### TASK REQUIREMENTS
Copy every line from the records below that holds the word "Федерации".

### GIVEN DATA
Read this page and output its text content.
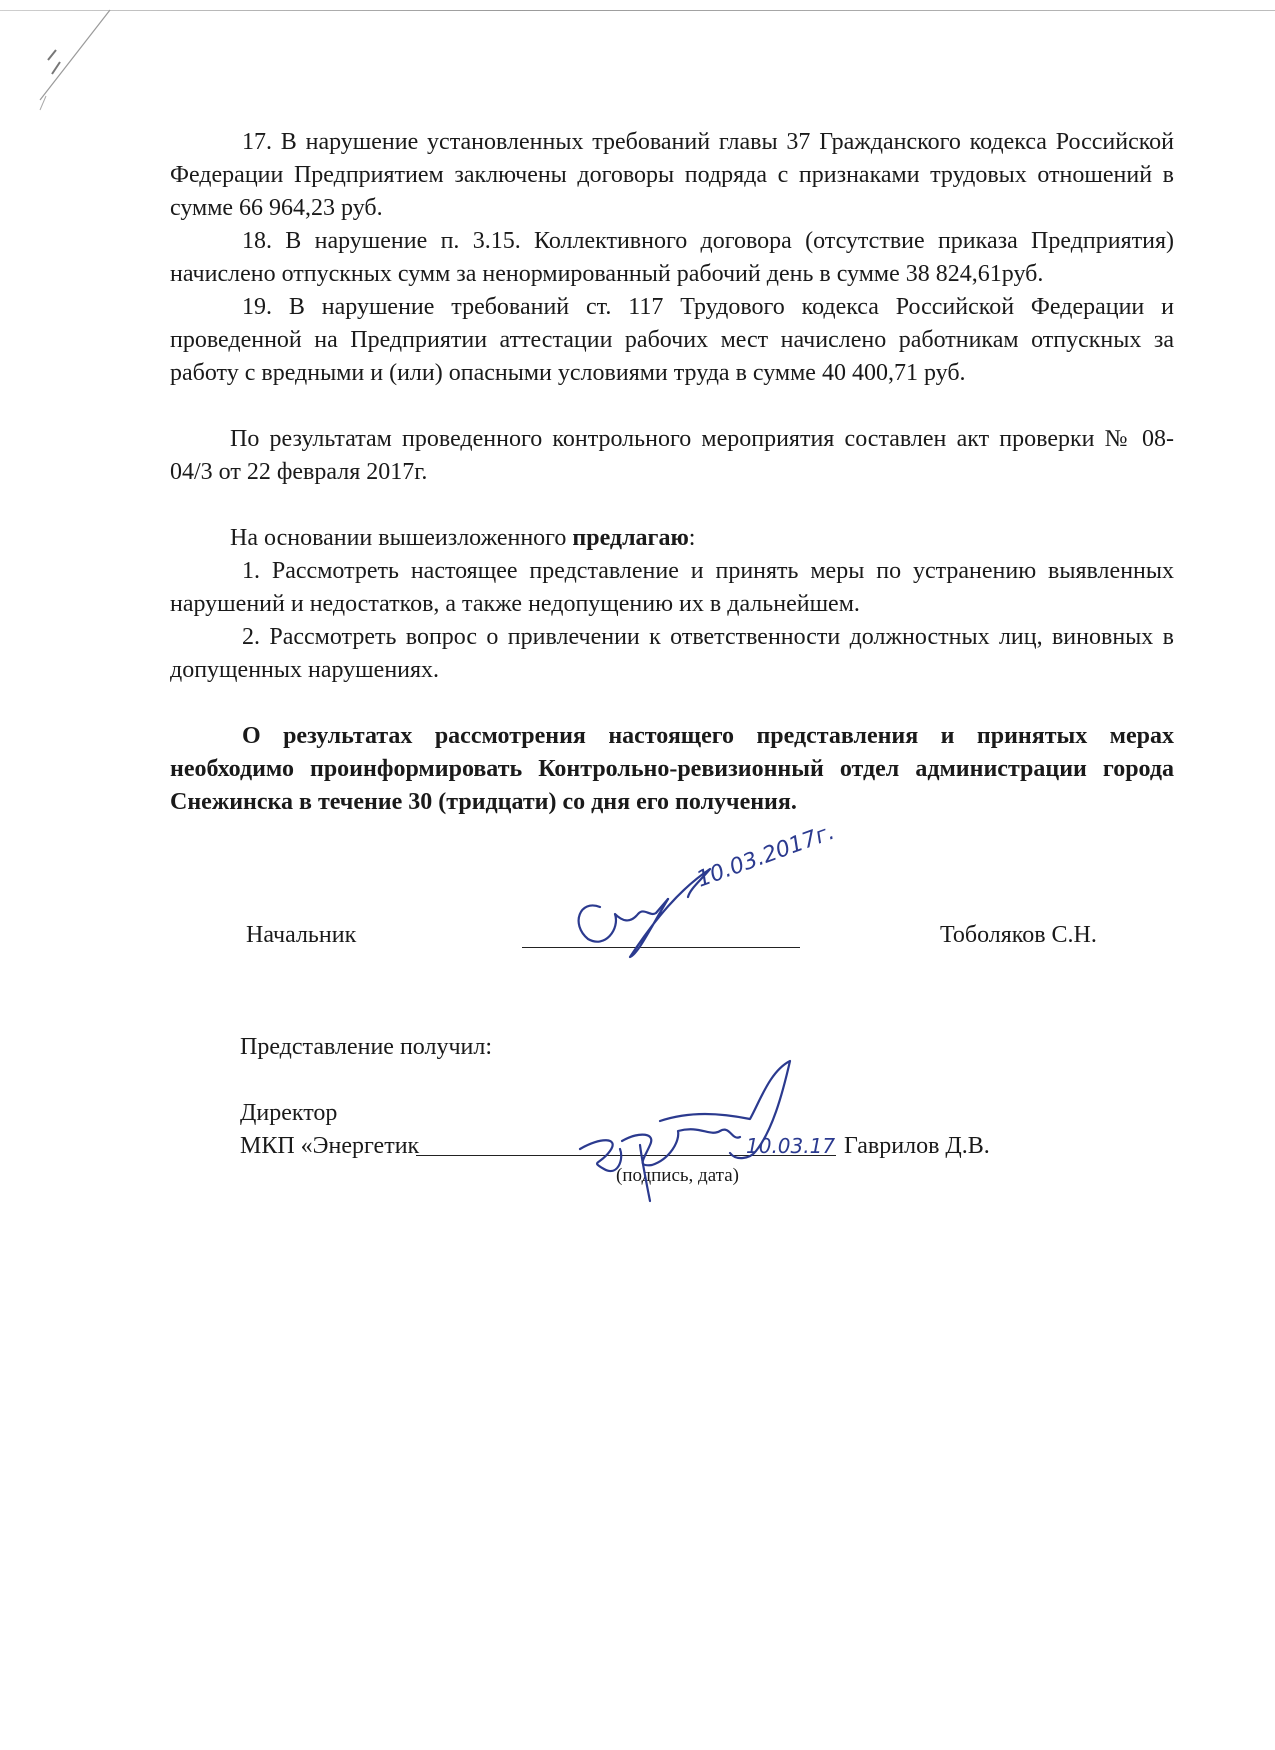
17. В нарушение установленных требований главы 37 Гражданского кодекса Российской Федерации Предприятием заключены договоры подряда с признаками трудовых отношений в сумме 66 964,23 руб.

18. В нарушение п. 3.15. Коллективного договора (отсутствие приказа Предприятия) начислено отпускных сумм за ненормированный рабочий день в сумме 38 824,61руб.

19. В нарушение требований ст. 117 Трудового кодекса Российской Федерации и проведенной на Предприятии аттестации рабочих мест начислено работникам отпускных за работу с вредными и (или) опасными условиями труда в сумме 40 400,71 руб.

По результатам проведенного контрольного мероприятия составлен акт проверки № 08-04/3 от 22 февраля 2017г.

На основании вышеизложенного предлагаю:

1. Рассмотреть настоящее представление и принять меры по устранению выявленных нарушений и недостатков, а также недопущению их в дальнейшем.

2. Рассмотреть вопрос о привлечении к ответственности должностных лиц, виновных в допущенных нарушениях.

О результатах рассмотрения настоящего представления и принятых мерах необходимо проинформировать Контрольно-ревизионный отдел администрации города Снежинска в течение 30 (тридцати) со дня его получения.

Начальник	Тоболяков С.Н.
10.03.2017г.
Представление получил:
Директор
МКП «Энергетик	Гаврилов Д.В.
(подпись, дата)
10.03.17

### RESULT OF THIS TASK
17. В нарушение установленных требований главы 37 Гражданского кодекса Российской Федерации Предприятием заключены договоры подряда с признаками трудовых отношений в сумме 66 964,23 руб.
19. В нарушение требований ст. 117 Трудового кодекса Российской Федерации и проведенной на Предприятии аттестации рабочих мест начислено работникам отпускных за работу с вредными и (или) опасными условиями труда в сумме 40 400,71 руб.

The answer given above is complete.